### What the task asks
Extract the text of every entry below exactly; leave images out.

______________________________

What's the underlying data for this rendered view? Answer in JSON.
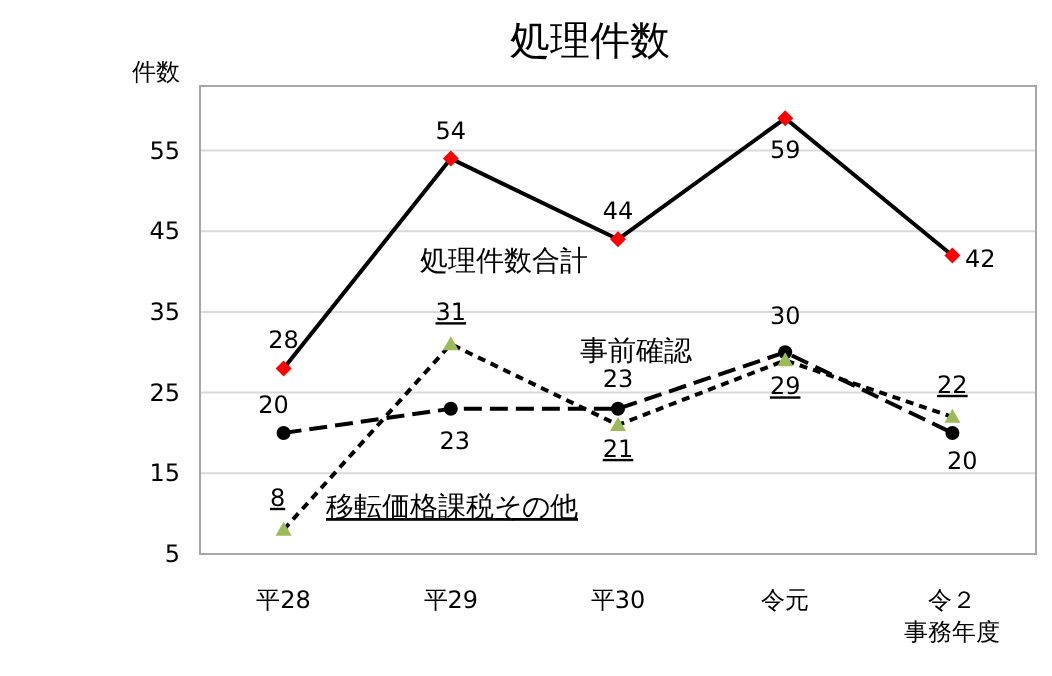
{
  "chart_data": {
    "type": "line",
    "title": "処理件数",
    "ylabel": "件数",
    "xlabel": "事務年度",
    "categories": [
      "平28",
      "平29",
      "平30",
      "令元",
      "令２"
    ],
    "series": [
      {
        "name": "処理件数合計",
        "color": "#ff0000",
        "values": [
          28,
          54,
          44,
          59,
          42
        ],
        "marker": "diamond",
        "line_style": "solid"
      },
      {
        "name": "事前確認",
        "color": "#000000",
        "values": [
          20,
          23,
          23,
          30,
          20
        ],
        "marker": "circle",
        "line_style": "dashed"
      },
      {
        "name": "移転価格課税その他",
        "color": "#9bbb59",
        "values": [
          8,
          31,
          21,
          29,
          22
        ],
        "marker": "triangle",
        "line_style": "dotted"
      }
    ],
    "ylim": [
      5,
      63
    ],
    "yticks": [
      5,
      15,
      25,
      35,
      45,
      55
    ],
    "grid": "y",
    "data_labels": true
  }
}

______________________________

### Written answer
What's the underlying data for this rendered view? Answer in JSON.
{
  "chart_data": {
    "type": "line",
    "title": "処理件数",
    "ylabel": "件数",
    "xlabel": "事務年度",
    "categories": [
      "平28",
      "平29",
      "平30",
      "令元",
      "令２"
    ],
    "series": [
      {
        "name": "処理件数合計",
        "color": "#ff0000",
        "values": [
          28,
          54,
          44,
          59,
          42
        ],
        "marker": "diamond",
        "line_style": "solid"
      },
      {
        "name": "事前確認",
        "color": "#000000",
        "values": [
          20,
          23,
          23,
          30,
          20
        ],
        "marker": "circle",
        "line_style": "dashed"
      },
      {
        "name": "移転価格課税その他",
        "color": "#9bbb59",
        "values": [
          8,
          31,
          21,
          29,
          22
        ],
        "marker": "triangle",
        "line_style": "dotted"
      }
    ],
    "ylim": [
      5,
      63
    ],
    "yticks": [
      5,
      15,
      25,
      35,
      45,
      55
    ],
    "grid": "y",
    "data_labels": true
  }
}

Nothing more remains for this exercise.